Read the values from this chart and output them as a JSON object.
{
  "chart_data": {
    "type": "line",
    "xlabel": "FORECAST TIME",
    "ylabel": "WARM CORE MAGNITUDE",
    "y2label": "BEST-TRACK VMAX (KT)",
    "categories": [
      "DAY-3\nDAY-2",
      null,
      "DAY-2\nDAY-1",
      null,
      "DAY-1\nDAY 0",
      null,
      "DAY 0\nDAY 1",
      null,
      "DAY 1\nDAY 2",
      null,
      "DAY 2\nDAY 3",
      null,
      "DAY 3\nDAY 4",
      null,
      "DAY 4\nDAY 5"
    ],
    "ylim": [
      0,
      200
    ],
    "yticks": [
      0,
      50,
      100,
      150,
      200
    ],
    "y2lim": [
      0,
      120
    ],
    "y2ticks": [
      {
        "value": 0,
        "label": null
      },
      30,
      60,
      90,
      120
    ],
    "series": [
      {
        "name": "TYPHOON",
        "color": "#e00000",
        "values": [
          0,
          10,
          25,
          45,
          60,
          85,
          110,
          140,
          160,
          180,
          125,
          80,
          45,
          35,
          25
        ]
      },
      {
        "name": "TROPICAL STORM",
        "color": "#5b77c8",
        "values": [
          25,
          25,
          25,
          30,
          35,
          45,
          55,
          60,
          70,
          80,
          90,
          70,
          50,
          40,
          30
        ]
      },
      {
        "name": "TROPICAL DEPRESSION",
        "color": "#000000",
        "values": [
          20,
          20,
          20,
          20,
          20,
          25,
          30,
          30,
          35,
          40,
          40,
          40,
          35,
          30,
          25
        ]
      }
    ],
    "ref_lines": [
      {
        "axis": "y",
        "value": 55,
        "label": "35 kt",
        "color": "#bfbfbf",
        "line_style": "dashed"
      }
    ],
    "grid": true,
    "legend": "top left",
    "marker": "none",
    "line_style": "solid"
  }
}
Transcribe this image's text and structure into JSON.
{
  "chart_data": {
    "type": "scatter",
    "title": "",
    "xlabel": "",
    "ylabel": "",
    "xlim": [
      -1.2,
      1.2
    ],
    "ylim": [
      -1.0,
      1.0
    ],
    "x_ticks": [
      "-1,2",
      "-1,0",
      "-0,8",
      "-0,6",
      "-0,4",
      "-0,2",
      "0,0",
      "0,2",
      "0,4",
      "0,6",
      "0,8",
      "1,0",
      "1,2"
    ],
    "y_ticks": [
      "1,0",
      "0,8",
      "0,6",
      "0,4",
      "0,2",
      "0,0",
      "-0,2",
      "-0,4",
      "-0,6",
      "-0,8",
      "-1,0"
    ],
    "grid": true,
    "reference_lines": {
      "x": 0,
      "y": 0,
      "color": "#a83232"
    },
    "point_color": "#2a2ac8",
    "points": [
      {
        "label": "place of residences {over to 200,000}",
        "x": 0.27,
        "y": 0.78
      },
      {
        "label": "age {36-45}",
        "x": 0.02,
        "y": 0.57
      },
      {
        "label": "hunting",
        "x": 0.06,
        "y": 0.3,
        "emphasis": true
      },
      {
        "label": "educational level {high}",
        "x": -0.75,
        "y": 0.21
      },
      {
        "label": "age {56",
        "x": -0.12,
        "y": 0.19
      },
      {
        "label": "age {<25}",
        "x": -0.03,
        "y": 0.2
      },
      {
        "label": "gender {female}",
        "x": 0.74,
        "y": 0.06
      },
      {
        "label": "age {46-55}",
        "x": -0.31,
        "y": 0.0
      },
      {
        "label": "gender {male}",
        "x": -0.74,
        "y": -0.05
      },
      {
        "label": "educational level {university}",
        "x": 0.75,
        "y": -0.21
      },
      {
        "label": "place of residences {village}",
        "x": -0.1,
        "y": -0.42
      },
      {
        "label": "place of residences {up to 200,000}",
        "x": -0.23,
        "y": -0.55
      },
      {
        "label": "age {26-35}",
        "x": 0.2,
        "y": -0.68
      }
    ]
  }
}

(The request) Using the data above, return each line exactly as written.

(Task answer)
Read the values from this chart and output them as a JSON object.
{
  "chart_data": {
    "type": "line",
    "xlabel": "FORECAST TIME",
    "ylabel": "WARM CORE MAGNITUDE",
    "y2label": "BEST-TRACK VMAX (KT)",
    "categories": [
      "DAY-3\nDAY-2",
      null,
      "DAY-2\nDAY-1",
      null,
      "DAY-1\nDAY 0",
      null,
      "DAY 0\nDAY 1",
      null,
      "DAY 1\nDAY 2",
      null,
      "DAY 2\nDAY 3",
      null,
      "DAY 3\nDAY 4",
      null,
      "DAY 4\nDAY 5"
    ],
    "ylim": [
      0,
      200
    ],
    "yticks": [
      0,
      50,
      100,
      150,
      200
    ],
    "y2lim": [
      0,
      120
    ],
    "y2ticks": [
      {
        "value": 0,
        "label": null
      },
      30,
      60,
      90,
      120
    ],
    "series": [
      {
        "name": "TYPHOON",
        "color": "#e00000",
        "values": [
          0,
          10,
          25,
          45,
          60,
          85,
          110,
          140,
          160,
          180,
          125,
          80,
          45,
          35,
          25
        ]
      },
      {
        "name": "TROPICAL STORM",
        "color": "#5b77c8",
        "values": [
          25,
          25,
          25,
          30,
          35,
          45,
          55,
          60,
          70,
          80,
          90,
          70,
          50,
          40,
          30
        ]
      },
      {
        "name": "TROPICAL DEPRESSION",
        "color": "#000000",
        "values": [
          20,
          20,
          20,
          20,
          20,
          25,
          30,
          30,
          35,
          40,
          40,
          40,
          35,
          30,
          25
        ]
      }
    ],
    "ref_lines": [
      {
        "axis": "y",
        "value": 55,
        "label": "35 kt",
        "color": "#bfbfbf",
        "line_style": "dashed"
      }
    ],
    "grid": true,
    "legend": "top left",
    "marker": "none",
    "line_style": "solid"
  }
}
Transcribe this image's text and structure into JSON.
{
  "chart_data": {
    "type": "scatter",
    "title": "",
    "xlabel": "",
    "ylabel": "",
    "xlim": [
      -1.2,
      1.2
    ],
    "ylim": [
      -1.0,
      1.0
    ],
    "x_ticks": [
      "-1,2",
      "-1,0",
      "-0,8",
      "-0,6",
      "-0,4",
      "-0,2",
      "0,0",
      "0,2",
      "0,4",
      "0,6",
      "0,8",
      "1,0",
      "1,2"
    ],
    "y_ticks": [
      "1,0",
      "0,8",
      "0,6",
      "0,4",
      "0,2",
      "0,0",
      "-0,2",
      "-0,4",
      "-0,6",
      "-0,8",
      "-1,0"
    ],
    "grid": true,
    "reference_lines": {
      "x": 0,
      "y": 0,
      "color": "#a83232"
    },
    "point_color": "#2a2ac8",
    "points": [
      {
        "label": "place of residences {over to 200,000}",
        "x": 0.27,
        "y": 0.78
      },
      {
        "label": "age {36-45}",
        "x": 0.02,
        "y": 0.57
      },
      {
        "label": "hunting",
        "x": 0.06,
        "y": 0.3,
        "emphasis": true
      },
      {
        "label": "educational level {high}",
        "x": -0.75,
        "y": 0.21
      },
      {
        "label": "age {56",
        "x": -0.12,
        "y": 0.19
      },
      {
        "label": "age {<25}",
        "x": -0.03,
        "y": 0.2
      },
      {
        "label": "gender {female}",
        "x": 0.74,
        "y": 0.06
      },
      {
        "label": "age {46-55}",
        "x": -0.31,
        "y": 0.0
      },
      {
        "label": "gender {male}",
        "x": -0.74,
        "y": -0.05
      },
      {
        "label": "educational level {university}",
        "x": 0.75,
        "y": -0.21
      },
      {
        "label": "place of residences {village}",
        "x": -0.1,
        "y": -0.42
      },
      {
        "label": "place of residences {up to 200,000}",
        "x": -0.23,
        "y": -0.55
      },
      {
        "label": "age {26-35}",
        "x": 0.2,
        "y": -0.68
      }
    ]
  }
}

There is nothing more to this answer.